[Chart and figure data]
——————————

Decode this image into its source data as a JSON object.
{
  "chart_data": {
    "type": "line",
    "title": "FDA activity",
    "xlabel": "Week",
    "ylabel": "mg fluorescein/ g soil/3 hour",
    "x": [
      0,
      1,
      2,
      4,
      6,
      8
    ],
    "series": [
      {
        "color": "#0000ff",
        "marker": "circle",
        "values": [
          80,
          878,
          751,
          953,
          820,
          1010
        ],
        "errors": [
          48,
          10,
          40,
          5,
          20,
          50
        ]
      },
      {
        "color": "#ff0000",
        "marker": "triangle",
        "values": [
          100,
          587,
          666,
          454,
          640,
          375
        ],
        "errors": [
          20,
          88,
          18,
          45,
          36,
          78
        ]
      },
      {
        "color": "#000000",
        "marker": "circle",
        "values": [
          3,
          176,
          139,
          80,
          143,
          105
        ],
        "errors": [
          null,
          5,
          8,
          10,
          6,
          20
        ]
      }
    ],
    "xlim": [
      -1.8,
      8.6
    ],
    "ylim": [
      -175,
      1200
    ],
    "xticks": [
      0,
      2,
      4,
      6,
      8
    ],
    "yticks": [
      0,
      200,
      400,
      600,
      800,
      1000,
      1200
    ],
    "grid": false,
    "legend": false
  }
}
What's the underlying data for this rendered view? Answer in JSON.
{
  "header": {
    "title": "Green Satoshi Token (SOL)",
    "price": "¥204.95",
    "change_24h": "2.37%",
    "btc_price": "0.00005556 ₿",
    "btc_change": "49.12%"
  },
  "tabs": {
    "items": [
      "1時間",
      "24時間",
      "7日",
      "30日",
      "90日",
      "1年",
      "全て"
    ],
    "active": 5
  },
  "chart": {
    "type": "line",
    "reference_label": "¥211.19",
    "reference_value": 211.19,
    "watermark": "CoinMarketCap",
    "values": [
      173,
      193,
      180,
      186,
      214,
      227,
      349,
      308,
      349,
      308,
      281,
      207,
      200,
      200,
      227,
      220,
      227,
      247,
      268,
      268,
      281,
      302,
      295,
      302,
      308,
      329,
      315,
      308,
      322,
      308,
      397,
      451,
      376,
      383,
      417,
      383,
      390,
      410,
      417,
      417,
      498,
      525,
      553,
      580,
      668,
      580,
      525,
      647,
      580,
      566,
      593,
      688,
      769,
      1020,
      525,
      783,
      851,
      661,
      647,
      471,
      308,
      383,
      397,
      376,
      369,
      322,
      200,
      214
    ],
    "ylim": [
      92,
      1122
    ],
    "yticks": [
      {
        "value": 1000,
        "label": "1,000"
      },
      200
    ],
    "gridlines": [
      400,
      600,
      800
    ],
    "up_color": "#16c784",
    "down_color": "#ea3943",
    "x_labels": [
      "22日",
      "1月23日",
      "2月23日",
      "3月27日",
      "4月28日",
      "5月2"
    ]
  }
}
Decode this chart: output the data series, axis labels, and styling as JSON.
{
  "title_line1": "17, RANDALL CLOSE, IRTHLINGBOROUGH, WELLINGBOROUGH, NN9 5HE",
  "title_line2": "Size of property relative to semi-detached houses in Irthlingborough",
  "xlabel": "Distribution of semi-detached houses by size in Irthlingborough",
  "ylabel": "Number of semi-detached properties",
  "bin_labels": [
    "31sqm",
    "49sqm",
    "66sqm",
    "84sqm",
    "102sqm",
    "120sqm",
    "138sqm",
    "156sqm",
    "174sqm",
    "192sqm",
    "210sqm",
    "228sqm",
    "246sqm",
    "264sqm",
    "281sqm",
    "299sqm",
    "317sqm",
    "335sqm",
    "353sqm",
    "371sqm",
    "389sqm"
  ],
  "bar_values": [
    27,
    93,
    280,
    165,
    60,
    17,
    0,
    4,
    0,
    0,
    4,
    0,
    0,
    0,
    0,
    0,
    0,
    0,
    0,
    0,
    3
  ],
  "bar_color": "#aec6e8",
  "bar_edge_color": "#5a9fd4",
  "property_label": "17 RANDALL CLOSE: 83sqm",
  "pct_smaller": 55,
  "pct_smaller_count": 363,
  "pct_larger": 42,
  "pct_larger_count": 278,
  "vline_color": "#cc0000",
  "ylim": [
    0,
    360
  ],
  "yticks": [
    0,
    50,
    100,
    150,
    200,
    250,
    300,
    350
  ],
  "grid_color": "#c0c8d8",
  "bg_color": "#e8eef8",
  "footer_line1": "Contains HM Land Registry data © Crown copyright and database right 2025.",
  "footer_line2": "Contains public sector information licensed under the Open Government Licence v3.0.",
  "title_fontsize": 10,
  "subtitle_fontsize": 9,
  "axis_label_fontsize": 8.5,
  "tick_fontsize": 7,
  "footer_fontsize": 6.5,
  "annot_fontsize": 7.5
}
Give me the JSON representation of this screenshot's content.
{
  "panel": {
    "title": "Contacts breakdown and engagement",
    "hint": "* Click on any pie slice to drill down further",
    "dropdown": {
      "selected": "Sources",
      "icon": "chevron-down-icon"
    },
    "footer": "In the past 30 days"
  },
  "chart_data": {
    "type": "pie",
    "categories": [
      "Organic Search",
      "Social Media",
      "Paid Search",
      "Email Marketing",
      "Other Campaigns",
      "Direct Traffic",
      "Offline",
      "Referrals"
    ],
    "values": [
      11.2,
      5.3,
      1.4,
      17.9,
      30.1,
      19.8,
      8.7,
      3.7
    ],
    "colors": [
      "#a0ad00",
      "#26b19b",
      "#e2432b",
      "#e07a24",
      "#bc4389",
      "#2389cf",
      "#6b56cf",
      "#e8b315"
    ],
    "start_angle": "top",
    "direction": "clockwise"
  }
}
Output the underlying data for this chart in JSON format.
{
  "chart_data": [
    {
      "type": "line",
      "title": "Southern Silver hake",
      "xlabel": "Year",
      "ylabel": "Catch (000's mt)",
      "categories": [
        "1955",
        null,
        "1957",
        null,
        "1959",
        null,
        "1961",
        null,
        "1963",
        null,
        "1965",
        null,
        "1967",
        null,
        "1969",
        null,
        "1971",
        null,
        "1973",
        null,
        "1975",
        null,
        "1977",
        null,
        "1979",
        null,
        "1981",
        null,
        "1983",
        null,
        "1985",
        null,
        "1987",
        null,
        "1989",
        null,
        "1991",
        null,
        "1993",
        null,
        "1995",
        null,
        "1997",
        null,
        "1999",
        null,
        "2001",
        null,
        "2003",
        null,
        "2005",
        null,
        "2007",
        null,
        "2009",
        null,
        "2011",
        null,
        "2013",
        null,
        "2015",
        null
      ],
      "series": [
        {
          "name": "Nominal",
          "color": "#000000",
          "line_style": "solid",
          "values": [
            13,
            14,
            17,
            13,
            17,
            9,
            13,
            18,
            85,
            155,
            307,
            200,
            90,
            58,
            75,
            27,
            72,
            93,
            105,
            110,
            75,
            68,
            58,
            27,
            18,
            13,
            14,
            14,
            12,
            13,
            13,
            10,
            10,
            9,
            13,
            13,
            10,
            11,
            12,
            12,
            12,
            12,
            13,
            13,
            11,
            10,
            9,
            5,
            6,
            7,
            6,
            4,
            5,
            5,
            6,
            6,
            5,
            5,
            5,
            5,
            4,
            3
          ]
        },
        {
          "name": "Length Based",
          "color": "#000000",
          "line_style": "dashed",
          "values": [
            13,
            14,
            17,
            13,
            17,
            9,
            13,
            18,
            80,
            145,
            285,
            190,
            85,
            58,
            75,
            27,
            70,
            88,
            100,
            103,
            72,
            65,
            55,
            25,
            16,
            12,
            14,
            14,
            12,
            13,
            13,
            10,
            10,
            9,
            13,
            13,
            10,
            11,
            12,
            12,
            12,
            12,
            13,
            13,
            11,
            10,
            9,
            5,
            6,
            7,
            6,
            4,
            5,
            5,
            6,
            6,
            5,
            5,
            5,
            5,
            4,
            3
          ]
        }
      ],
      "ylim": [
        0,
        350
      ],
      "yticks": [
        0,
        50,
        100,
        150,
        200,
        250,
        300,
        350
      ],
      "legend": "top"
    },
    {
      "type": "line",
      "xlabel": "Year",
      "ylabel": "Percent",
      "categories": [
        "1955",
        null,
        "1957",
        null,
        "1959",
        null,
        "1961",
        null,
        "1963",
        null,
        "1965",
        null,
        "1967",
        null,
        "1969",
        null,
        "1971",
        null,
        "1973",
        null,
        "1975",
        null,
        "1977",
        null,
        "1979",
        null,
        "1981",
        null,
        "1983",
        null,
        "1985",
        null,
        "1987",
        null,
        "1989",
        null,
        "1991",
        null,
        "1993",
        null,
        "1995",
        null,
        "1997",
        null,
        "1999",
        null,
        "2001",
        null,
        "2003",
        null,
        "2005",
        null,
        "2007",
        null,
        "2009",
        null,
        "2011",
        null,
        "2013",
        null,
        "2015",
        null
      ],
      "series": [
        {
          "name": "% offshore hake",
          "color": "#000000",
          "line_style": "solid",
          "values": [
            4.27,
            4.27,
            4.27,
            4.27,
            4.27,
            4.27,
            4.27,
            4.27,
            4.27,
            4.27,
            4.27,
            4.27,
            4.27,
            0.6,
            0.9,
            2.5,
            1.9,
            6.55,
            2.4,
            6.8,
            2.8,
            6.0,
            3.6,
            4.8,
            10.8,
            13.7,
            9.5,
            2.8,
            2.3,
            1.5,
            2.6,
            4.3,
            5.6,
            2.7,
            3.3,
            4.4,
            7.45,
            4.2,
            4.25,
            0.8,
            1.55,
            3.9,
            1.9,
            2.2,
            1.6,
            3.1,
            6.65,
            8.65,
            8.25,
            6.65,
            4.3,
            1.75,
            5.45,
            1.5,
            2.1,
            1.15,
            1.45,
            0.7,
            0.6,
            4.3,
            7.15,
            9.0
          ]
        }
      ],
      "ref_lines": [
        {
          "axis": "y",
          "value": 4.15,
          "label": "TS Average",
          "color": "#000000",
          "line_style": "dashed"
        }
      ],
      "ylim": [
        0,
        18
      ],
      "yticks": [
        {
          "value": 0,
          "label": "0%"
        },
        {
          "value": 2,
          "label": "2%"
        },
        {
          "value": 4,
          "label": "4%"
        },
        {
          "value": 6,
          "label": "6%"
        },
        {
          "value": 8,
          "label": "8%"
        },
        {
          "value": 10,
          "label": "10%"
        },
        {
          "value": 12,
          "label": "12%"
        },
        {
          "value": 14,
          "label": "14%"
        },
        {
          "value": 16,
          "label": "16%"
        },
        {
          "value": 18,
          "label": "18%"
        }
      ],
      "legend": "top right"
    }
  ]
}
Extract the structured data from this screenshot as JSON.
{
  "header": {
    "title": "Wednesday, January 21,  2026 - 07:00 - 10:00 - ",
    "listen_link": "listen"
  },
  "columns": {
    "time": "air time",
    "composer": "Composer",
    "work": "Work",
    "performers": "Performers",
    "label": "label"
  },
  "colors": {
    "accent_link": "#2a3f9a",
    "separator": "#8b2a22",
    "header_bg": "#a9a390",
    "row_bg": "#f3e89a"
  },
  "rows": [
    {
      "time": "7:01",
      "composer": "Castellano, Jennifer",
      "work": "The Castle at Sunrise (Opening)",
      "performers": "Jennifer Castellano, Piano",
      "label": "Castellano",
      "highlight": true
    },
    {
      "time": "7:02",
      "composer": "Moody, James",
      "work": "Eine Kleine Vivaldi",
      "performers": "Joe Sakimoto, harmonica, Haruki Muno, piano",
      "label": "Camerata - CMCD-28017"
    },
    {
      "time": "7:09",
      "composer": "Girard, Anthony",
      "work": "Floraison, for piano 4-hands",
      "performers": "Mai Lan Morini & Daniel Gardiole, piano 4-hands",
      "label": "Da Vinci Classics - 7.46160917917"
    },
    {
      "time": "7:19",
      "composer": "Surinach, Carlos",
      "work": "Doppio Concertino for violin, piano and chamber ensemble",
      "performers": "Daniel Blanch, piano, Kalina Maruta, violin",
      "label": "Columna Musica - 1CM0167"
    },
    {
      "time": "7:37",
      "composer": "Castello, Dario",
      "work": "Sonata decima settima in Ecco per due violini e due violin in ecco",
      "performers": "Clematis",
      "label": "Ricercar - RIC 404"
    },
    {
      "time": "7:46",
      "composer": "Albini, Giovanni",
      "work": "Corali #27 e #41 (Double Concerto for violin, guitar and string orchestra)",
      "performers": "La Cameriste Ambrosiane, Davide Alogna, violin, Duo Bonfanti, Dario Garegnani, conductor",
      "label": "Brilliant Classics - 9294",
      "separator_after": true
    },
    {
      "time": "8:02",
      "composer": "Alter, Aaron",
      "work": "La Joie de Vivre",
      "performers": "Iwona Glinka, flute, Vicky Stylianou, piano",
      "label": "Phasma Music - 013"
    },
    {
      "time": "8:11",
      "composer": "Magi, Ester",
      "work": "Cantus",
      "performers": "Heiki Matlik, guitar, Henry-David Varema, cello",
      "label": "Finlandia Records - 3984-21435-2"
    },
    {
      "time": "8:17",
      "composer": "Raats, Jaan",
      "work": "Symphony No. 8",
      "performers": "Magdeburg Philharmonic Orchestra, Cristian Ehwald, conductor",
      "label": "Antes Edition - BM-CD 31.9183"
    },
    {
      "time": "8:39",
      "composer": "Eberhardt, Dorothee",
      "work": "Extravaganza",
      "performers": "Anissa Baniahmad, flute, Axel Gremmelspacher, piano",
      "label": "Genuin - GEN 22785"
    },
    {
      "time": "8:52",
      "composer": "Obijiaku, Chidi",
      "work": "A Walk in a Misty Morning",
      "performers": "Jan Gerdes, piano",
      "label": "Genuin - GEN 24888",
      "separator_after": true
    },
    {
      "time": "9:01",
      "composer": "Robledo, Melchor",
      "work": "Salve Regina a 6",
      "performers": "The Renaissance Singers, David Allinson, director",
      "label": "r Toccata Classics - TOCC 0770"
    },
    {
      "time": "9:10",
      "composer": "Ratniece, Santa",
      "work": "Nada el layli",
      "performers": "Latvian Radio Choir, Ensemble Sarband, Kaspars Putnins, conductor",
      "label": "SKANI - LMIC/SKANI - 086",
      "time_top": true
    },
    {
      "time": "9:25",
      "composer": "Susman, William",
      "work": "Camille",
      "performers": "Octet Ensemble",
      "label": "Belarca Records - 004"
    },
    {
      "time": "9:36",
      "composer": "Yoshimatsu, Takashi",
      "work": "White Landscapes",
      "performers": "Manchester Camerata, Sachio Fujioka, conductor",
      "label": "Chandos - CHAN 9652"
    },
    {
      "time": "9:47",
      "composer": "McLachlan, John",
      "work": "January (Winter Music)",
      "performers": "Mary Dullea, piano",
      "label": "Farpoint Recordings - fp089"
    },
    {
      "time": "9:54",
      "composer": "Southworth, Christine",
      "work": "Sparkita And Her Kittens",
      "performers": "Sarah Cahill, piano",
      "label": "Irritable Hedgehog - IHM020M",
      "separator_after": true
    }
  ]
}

——————————

Written request — Only a number is wanted: how many lines above include "screenshot"?

Output of the exercise — 2